# [REQUEST]
Set the listing down again in full, word for word, with the pictures left out.

# [SUPPLIED RECORDS]
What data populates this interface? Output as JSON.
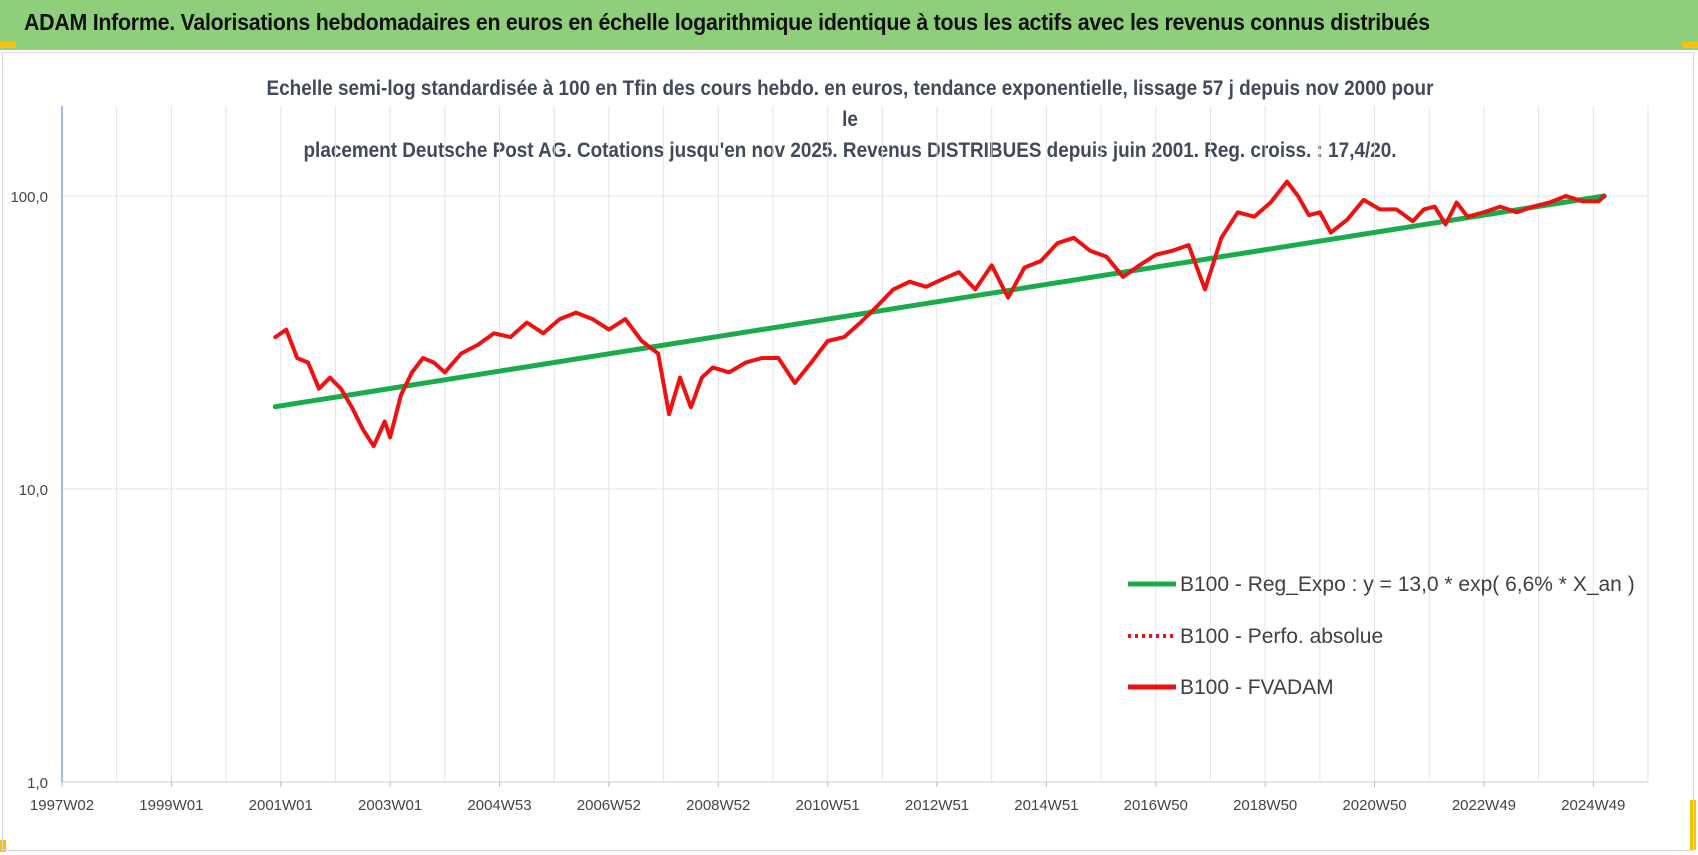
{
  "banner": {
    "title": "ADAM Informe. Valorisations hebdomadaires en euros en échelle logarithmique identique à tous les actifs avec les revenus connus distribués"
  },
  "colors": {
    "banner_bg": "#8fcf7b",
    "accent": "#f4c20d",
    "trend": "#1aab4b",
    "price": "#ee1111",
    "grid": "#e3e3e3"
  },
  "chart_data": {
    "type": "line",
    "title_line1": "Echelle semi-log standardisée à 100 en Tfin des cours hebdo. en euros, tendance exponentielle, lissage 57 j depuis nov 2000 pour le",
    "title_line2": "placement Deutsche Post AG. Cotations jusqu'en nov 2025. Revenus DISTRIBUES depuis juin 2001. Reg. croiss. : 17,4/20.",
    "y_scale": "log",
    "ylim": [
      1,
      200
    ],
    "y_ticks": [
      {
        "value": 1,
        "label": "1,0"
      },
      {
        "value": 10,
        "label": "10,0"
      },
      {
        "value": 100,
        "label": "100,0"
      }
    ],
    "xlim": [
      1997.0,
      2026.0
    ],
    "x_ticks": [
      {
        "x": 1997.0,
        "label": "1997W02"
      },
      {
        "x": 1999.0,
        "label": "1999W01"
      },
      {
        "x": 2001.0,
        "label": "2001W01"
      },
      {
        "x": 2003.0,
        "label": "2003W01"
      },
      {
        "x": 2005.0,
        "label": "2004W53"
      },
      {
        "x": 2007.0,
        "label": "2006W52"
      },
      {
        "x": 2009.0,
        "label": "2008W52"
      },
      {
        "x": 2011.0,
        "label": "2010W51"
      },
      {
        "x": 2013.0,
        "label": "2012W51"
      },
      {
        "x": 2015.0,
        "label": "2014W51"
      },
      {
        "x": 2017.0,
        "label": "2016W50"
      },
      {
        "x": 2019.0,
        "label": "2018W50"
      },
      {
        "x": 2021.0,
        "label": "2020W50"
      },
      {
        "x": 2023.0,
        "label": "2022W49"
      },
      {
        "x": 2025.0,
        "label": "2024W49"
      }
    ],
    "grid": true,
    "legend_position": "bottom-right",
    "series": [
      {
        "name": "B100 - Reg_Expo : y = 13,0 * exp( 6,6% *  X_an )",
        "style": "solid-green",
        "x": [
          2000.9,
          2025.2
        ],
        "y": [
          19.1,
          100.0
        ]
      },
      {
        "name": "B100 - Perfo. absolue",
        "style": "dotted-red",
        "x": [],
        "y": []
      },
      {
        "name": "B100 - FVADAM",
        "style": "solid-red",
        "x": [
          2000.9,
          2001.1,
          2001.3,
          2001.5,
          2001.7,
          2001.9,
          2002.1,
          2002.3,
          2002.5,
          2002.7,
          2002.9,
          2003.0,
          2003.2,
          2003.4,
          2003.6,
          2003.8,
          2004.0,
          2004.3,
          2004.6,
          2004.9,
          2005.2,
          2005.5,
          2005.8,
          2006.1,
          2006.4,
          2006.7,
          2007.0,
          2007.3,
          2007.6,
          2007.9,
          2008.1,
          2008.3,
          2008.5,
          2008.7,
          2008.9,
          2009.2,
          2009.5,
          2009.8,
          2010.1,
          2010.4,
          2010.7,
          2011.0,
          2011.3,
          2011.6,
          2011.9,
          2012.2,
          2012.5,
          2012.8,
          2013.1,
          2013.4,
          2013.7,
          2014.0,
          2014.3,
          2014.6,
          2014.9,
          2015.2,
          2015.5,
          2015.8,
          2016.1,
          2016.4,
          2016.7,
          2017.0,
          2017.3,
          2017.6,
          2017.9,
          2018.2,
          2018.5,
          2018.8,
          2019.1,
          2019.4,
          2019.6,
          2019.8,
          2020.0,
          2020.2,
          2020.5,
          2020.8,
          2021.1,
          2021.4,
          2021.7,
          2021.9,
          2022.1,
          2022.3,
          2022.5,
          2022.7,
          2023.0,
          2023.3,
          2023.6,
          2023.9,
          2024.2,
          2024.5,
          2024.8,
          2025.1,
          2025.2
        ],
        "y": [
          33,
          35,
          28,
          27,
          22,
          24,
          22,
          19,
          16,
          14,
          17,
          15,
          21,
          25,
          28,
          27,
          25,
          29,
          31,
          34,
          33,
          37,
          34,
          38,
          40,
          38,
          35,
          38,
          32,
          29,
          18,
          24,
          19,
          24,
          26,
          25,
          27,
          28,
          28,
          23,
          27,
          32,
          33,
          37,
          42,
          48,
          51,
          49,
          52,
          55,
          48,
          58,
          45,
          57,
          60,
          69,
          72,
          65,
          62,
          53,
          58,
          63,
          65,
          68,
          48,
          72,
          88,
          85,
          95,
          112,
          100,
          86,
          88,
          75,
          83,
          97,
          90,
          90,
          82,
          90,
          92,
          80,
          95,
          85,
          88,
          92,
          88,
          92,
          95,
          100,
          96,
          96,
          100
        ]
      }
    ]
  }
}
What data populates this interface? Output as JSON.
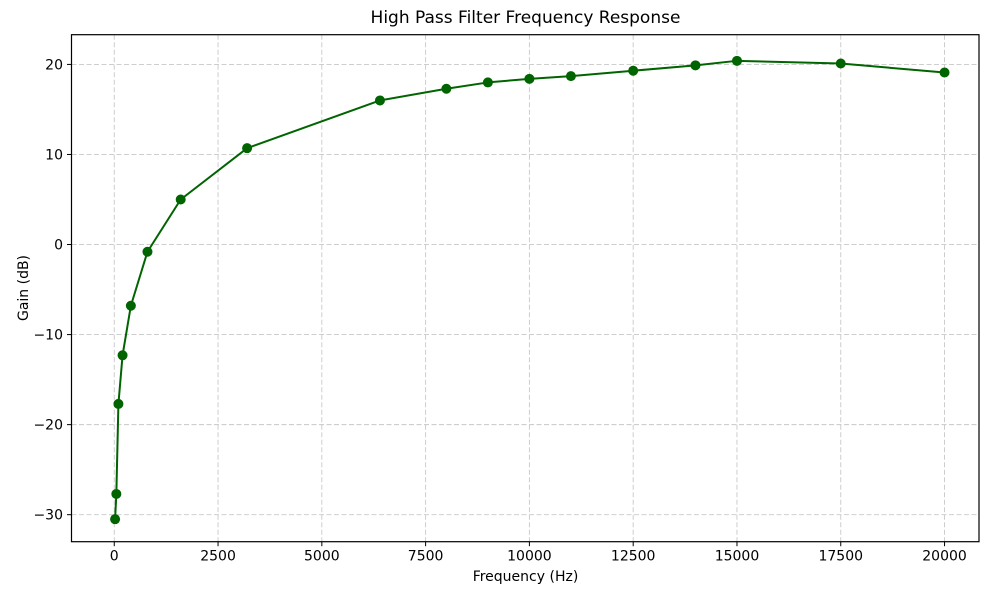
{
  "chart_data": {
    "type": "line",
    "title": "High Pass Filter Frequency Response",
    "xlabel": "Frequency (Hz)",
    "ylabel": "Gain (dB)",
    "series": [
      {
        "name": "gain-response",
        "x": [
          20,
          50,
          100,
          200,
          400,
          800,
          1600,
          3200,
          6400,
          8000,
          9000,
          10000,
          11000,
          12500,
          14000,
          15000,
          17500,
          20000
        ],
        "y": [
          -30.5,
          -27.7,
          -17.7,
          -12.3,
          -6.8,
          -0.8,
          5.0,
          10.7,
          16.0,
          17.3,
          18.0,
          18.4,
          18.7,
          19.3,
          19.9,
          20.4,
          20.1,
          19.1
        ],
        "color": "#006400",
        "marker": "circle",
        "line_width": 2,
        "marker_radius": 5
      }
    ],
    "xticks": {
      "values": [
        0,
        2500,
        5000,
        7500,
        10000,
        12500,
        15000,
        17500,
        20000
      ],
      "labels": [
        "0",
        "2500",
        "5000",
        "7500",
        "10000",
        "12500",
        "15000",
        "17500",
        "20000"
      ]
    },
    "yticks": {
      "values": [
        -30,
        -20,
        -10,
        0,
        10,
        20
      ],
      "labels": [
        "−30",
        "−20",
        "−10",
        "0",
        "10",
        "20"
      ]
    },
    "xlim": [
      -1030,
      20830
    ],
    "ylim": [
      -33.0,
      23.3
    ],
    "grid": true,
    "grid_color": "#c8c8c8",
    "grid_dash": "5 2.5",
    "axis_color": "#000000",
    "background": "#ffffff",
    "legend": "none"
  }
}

# [WRITTEN RESPONSE]
What data populates this interface? Output as JSON.
{
  "banner": {
    "title": "ADAM Informe. Valorisations hebdomadaires en euros en échelle logarithmique identique à tous les actifs avec les revenus connus distribués"
  },
  "colors": {
    "banner_bg": "#8fcf7b",
    "accent": "#f4c20d",
    "trend": "#1aab4b",
    "price": "#ee1111",
    "grid": "#e3e3e3"
  },
  "chart_data": {
    "type": "line",
    "title_line1": "Echelle semi-log standardisée à 100 en Tfin des cours hebdo. en euros, tendance exponentielle, lissage 57 j depuis nov 2000 pour le",
    "title_line2": "placement Deutsche Post AG. Cotations jusqu'en nov 2025. Revenus DISTRIBUES depuis juin 2001. Reg. croiss. : 17,4/20.",
    "y_scale": "log",
    "ylim": [
      1,
      200
    ],
    "y_ticks": [
      {
        "value": 1,
        "label": "1,0"
      },
      {
        "value": 10,
        "label": "10,0"
      },
      {
        "value": 100,
        "label": "100,0"
      }
    ],
    "xlim": [
      1997.0,
      2026.0
    ],
    "x_ticks": [
      {
        "x": 1997.0,
        "label": "1997W02"
      },
      {
        "x": 1999.0,
        "label": "1999W01"
      },
      {
        "x": 2001.0,
        "label": "2001W01"
      },
      {
        "x": 2003.0,
        "label": "2003W01"
      },
      {
        "x": 2005.0,
        "label": "2004W53"
      },
      {
        "x": 2007.0,
        "label": "2006W52"
      },
      {
        "x": 2009.0,
        "label": "2008W52"
      },
      {
        "x": 2011.0,
        "label": "2010W51"
      },
      {
        "x": 2013.0,
        "label": "2012W51"
      },
      {
        "x": 2015.0,
        "label": "2014W51"
      },
      {
        "x": 2017.0,
        "label": "2016W50"
      },
      {
        "x": 2019.0,
        "label": "2018W50"
      },
      {
        "x": 2021.0,
        "label": "2020W50"
      },
      {
        "x": 2023.0,
        "label": "2022W49"
      },
      {
        "x": 2025.0,
        "label": "2024W49"
      }
    ],
    "grid": true,
    "legend_position": "bottom-right",
    "series": [
      {
        "name": "B100 - Reg_Expo : y = 13,0 * exp( 6,6% *  X_an )",
        "style": "solid-green",
        "x": [
          2000.9,
          2025.2
        ],
        "y": [
          19.1,
          100.0
        ]
      },
      {
        "name": "B100 - Perfo. absolue",
        "style": "dotted-red",
        "x": [],
        "y": []
      },
      {
        "name": "B100 - FVADAM",
        "style": "solid-red",
        "x": [
          2000.9,
          2001.1,
          2001.3,
          2001.5,
          2001.7,
          2001.9,
          2002.1,
          2002.3,
          2002.5,
          2002.7,
          2002.9,
          2003.0,
          2003.2,
          2003.4,
          2003.6,
          2003.8,
          2004.0,
          2004.3,
          2004.6,
          2004.9,
          2005.2,
          2005.5,
          2005.8,
          2006.1,
          2006.4,
          2006.7,
          2007.0,
          2007.3,
          2007.6,
          2007.9,
          2008.1,
          2008.3,
          2008.5,
          2008.7,
          2008.9,
          2009.2,
          2009.5,
          2009.8,
          2010.1,
          2010.4,
          2010.7,
          2011.0,
          2011.3,
          2011.6,
          2011.9,
          2012.2,
          2012.5,
          2012.8,
          2013.1,
          2013.4,
          2013.7,
          2014.0,
          2014.3,
          2014.6,
          2014.9,
          2015.2,
          2015.5,
          2015.8,
          2016.1,
          2016.4,
          2016.7,
          2017.0,
          2017.3,
          2017.6,
          2017.9,
          2018.2,
          2018.5,
          2018.8,
          2019.1,
          2019.4,
          2019.6,
          2019.8,
          2020.0,
          2020.2,
          2020.5,
          2020.8,
          2021.1,
          2021.4,
          2021.7,
          2021.9,
          2022.1,
          2022.3,
          2022.5,
          2022.7,
          2023.0,
          2023.3,
          2023.6,
          2023.9,
          2024.2,
          2024.5,
          2024.8,
          2025.1,
          2025.2
        ],
        "y": [
          33,
          35,
          28,
          27,
          22,
          24,
          22,
          19,
          16,
          14,
          17,
          15,
          21,
          25,
          28,
          27,
          25,
          29,
          31,
          34,
          33,
          37,
          34,
          38,
          40,
          38,
          35,
          38,
          32,
          29,
          18,
          24,
          19,
          24,
          26,
          25,
          27,
          28,
          28,
          23,
          27,
          32,
          33,
          37,
          42,
          48,
          51,
          49,
          52,
          55,
          48,
          58,
          45,
          57,
          60,
          69,
          72,
          65,
          62,
          53,
          58,
          63,
          65,
          68,
          48,
          72,
          88,
          85,
          95,
          112,
          100,
          86,
          88,
          75,
          83,
          97,
          90,
          90,
          82,
          90,
          92,
          80,
          95,
          85,
          88,
          92,
          88,
          92,
          95,
          100,
          96,
          96,
          100
        ]
      }
    ]
  }
}
What data populates this interface? Output as JSON.
{
  "chart_data": {
    "type": "line",
    "title": "High Pass Filter Frequency Response",
    "xlabel": "Frequency (Hz)",
    "ylabel": "Gain (dB)",
    "series": [
      {
        "name": "gain-response",
        "x": [
          20,
          50,
          100,
          200,
          400,
          800,
          1600,
          3200,
          6400,
          8000,
          9000,
          10000,
          11000,
          12500,
          14000,
          15000,
          17500,
          20000
        ],
        "y": [
          -30.5,
          -27.7,
          -17.7,
          -12.3,
          -6.8,
          -0.8,
          5.0,
          10.7,
          16.0,
          17.3,
          18.0,
          18.4,
          18.7,
          19.3,
          19.9,
          20.4,
          20.1,
          19.1
        ],
        "color": "#006400",
        "marker": "circle",
        "line_width": 2,
        "marker_radius": 5
      }
    ],
    "xticks": {
      "values": [
        0,
        2500,
        5000,
        7500,
        10000,
        12500,
        15000,
        17500,
        20000
      ],
      "labels": [
        "0",
        "2500",
        "5000",
        "7500",
        "10000",
        "12500",
        "15000",
        "17500",
        "20000"
      ]
    },
    "yticks": {
      "values": [
        -30,
        -20,
        -10,
        0,
        10,
        20
      ],
      "labels": [
        "−30",
        "−20",
        "−10",
        "0",
        "10",
        "20"
      ]
    },
    "xlim": [
      -1030,
      20830
    ],
    "ylim": [
      -33.0,
      23.3
    ],
    "grid": true,
    "grid_color": "#c8c8c8",
    "grid_dash": "5 2.5",
    "axis_color": "#000000",
    "background": "#ffffff",
    "legend": "none"
  }
}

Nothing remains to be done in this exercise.